---- Data

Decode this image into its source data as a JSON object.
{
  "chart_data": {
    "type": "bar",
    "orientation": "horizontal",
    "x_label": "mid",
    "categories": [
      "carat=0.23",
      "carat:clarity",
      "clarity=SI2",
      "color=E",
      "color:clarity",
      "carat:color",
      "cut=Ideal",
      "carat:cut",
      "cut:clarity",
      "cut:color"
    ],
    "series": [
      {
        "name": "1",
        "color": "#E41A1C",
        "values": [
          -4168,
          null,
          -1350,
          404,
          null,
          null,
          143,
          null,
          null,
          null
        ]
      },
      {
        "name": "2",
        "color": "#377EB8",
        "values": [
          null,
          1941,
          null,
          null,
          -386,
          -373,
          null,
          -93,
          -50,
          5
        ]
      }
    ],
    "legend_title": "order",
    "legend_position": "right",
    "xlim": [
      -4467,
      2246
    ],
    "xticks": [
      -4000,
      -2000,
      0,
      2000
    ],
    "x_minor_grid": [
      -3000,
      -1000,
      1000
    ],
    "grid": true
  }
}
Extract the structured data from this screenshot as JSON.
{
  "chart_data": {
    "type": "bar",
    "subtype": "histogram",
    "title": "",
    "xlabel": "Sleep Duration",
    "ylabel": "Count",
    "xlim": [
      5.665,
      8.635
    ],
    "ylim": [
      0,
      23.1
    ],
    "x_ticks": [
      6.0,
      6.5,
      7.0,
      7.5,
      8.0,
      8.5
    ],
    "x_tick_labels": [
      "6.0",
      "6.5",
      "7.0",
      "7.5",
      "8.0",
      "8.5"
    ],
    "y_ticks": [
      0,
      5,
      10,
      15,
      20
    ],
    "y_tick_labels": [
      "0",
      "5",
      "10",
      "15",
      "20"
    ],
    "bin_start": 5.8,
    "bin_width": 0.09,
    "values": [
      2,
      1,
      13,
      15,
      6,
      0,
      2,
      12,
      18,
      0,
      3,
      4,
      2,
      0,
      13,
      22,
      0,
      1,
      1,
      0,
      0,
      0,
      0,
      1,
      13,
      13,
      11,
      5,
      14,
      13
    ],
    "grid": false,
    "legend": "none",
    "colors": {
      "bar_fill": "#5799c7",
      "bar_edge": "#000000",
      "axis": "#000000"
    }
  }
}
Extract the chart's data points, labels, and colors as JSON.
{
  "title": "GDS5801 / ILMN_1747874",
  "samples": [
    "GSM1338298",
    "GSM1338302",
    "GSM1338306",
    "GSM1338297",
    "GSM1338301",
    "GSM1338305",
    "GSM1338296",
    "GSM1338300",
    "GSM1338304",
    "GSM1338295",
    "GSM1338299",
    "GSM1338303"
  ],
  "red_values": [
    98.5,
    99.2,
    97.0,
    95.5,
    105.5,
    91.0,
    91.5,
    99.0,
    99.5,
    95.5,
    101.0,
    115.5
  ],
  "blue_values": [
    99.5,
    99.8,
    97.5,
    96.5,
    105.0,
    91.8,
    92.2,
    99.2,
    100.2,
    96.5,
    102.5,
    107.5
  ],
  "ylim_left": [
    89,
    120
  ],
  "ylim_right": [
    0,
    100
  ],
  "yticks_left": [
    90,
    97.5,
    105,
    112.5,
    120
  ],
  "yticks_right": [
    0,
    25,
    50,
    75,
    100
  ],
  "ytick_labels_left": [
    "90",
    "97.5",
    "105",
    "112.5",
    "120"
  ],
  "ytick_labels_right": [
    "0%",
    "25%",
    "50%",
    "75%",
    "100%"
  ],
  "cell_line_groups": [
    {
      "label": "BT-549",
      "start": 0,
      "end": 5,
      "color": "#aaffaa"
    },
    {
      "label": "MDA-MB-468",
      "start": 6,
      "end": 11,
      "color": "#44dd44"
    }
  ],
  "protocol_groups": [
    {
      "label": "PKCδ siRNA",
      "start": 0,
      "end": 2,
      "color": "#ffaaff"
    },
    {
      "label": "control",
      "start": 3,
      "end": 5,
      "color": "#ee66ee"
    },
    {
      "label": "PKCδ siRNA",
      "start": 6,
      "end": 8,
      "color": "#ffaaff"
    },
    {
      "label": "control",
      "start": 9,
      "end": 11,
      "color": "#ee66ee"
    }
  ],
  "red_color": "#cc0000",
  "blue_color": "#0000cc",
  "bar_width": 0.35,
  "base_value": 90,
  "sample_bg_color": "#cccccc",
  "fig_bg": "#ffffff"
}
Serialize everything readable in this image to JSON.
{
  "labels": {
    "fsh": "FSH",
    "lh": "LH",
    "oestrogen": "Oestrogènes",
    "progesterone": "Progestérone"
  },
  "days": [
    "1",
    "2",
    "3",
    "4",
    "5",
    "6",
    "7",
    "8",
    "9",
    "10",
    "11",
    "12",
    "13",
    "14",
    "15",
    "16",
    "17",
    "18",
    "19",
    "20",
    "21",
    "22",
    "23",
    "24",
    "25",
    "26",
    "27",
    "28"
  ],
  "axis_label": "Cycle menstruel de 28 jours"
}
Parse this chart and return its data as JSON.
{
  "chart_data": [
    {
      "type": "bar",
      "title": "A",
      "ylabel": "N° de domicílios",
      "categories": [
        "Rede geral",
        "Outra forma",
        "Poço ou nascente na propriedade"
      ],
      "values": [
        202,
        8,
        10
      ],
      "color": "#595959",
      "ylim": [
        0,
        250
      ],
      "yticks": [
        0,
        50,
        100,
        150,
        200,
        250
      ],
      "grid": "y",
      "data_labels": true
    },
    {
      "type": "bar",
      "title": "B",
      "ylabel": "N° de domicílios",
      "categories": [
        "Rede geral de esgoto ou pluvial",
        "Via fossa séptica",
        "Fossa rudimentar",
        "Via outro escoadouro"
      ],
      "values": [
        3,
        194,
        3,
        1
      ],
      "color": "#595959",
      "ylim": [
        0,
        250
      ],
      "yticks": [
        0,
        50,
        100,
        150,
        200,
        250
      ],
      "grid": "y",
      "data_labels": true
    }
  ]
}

--------

Make an exact copy of every line in the data.

**Answer to this exercise**.
Decode this image into its source data as a JSON object.
{
  "chart_data": {
    "type": "bar",
    "orientation": "horizontal",
    "x_label": "mid",
    "categories": [
      "carat=0.23",
      "carat:clarity",
      "clarity=SI2",
      "color=E",
      "color:clarity",
      "carat:color",
      "cut=Ideal",
      "carat:cut",
      "cut:clarity",
      "cut:color"
    ],
    "series": [
      {
        "name": "1",
        "color": "#E41A1C",
        "values": [
          -4168,
          null,
          -1350,
          404,
          null,
          null,
          143,
          null,
          null,
          null
        ]
      },
      {
        "name": "2",
        "color": "#377EB8",
        "values": [
          null,
          1941,
          null,
          null,
          -386,
          -373,
          null,
          -93,
          -50,
          5
        ]
      }
    ],
    "legend_title": "order",
    "legend_position": "right",
    "xlim": [
      -4467,
      2246
    ],
    "xticks": [
      -4000,
      -2000,
      0,
      2000
    ],
    "x_minor_grid": [
      -3000,
      -1000,
      1000
    ],
    "grid": true
  }
}
Extract the structured data from this screenshot as JSON.
{
  "chart_data": {
    "type": "bar",
    "subtype": "histogram",
    "title": "",
    "xlabel": "Sleep Duration",
    "ylabel": "Count",
    "xlim": [
      5.665,
      8.635
    ],
    "ylim": [
      0,
      23.1
    ],
    "x_ticks": [
      6.0,
      6.5,
      7.0,
      7.5,
      8.0,
      8.5
    ],
    "x_tick_labels": [
      "6.0",
      "6.5",
      "7.0",
      "7.5",
      "8.0",
      "8.5"
    ],
    "y_ticks": [
      0,
      5,
      10,
      15,
      20
    ],
    "y_tick_labels": [
      "0",
      "5",
      "10",
      "15",
      "20"
    ],
    "bin_start": 5.8,
    "bin_width": 0.09,
    "values": [
      2,
      1,
      13,
      15,
      6,
      0,
      2,
      12,
      18,
      0,
      3,
      4,
      2,
      0,
      13,
      22,
      0,
      1,
      1,
      0,
      0,
      0,
      0,
      1,
      13,
      13,
      11,
      5,
      14,
      13
    ],
    "grid": false,
    "legend": "none",
    "colors": {
      "bar_fill": "#5799c7",
      "bar_edge": "#000000",
      "axis": "#000000"
    }
  }
}
Extract the chart's data points, labels, and colors as JSON.
{
  "title": "GDS5801 / ILMN_1747874",
  "samples": [
    "GSM1338298",
    "GSM1338302",
    "GSM1338306",
    "GSM1338297",
    "GSM1338301",
    "GSM1338305",
    "GSM1338296",
    "GSM1338300",
    "GSM1338304",
    "GSM1338295",
    "GSM1338299",
    "GSM1338303"
  ],
  "red_values": [
    98.5,
    99.2,
    97.0,
    95.5,
    105.5,
    91.0,
    91.5,
    99.0,
    99.5,
    95.5,
    101.0,
    115.5
  ],
  "blue_values": [
    99.5,
    99.8,
    97.5,
    96.5,
    105.0,
    91.8,
    92.2,
    99.2,
    100.2,
    96.5,
    102.5,
    107.5
  ],
  "ylim_left": [
    89,
    120
  ],
  "ylim_right": [
    0,
    100
  ],
  "yticks_left": [
    90,
    97.5,
    105,
    112.5,
    120
  ],
  "yticks_right": [
    0,
    25,
    50,
    75,
    100
  ],
  "ytick_labels_left": [
    "90",
    "97.5",
    "105",
    "112.5",
    "120"
  ],
  "ytick_labels_right": [
    "0%",
    "25%",
    "50%",
    "75%",
    "100%"
  ],
  "cell_line_groups": [
    {
      "label": "BT-549",
      "start": 0,
      "end": 5,
      "color": "#aaffaa"
    },
    {
      "label": "MDA-MB-468",
      "start": 6,
      "end": 11,
      "color": "#44dd44"
    }
  ],
  "protocol_groups": [
    {
      "label": "PKCδ siRNA",
      "start": 0,
      "end": 2,
      "color": "#ffaaff"
    },
    {
      "label": "control",
      "start": 3,
      "end": 5,
      "color": "#ee66ee"
    },
    {
      "label": "PKCδ siRNA",
      "start": 6,
      "end": 8,
      "color": "#ffaaff"
    },
    {
      "label": "control",
      "start": 9,
      "end": 11,
      "color": "#ee66ee"
    }
  ],
  "red_color": "#cc0000",
  "blue_color": "#0000cc",
  "bar_width": 0.35,
  "base_value": 90,
  "sample_bg_color": "#cccccc",
  "fig_bg": "#ffffff"
}
Serialize everything readable in this image to JSON.
{
  "labels": {
    "fsh": "FSH",
    "lh": "LH",
    "oestrogen": "Oestrogènes",
    "progesterone": "Progestérone"
  },
  "days": [
    "1",
    "2",
    "3",
    "4",
    "5",
    "6",
    "7",
    "8",
    "9",
    "10",
    "11",
    "12",
    "13",
    "14",
    "15",
    "16",
    "17",
    "18",
    "19",
    "20",
    "21",
    "22",
    "23",
    "24",
    "25",
    "26",
    "27",
    "28"
  ],
  "axis_label": "Cycle menstruel de 28 jours"
}
Parse this chart and return its data as JSON.
{
  "chart_data": [
    {
      "type": "bar",
      "title": "A",
      "ylabel": "N° de domicílios",
      "categories": [
        "Rede geral",
        "Outra forma",
        "Poço ou nascente na propriedade"
      ],
      "values": [
        202,
        8,
        10
      ],
      "color": "#595959",
      "ylim": [
        0,
        250
      ],
      "yticks": [
        0,
        50,
        100,
        150,
        200,
        250
      ],
      "grid": "y",
      "data_labels": true
    },
    {
      "type": "bar",
      "title": "B",
      "ylabel": "N° de domicílios",
      "categories": [
        "Rede geral de esgoto ou pluvial",
        "Via fossa séptica",
        "Fossa rudimentar",
        "Via outro escoadouro"
      ],
      "values": [
        3,
        194,
        3,
        1
      ],
      "color": "#595959",
      "ylim": [
        0,
        250
      ],
      "yticks": [
        0,
        50,
        100,
        150,
        200,
        250
      ],
      "grid": "y",
      "data_labels": true
    }
  ]
}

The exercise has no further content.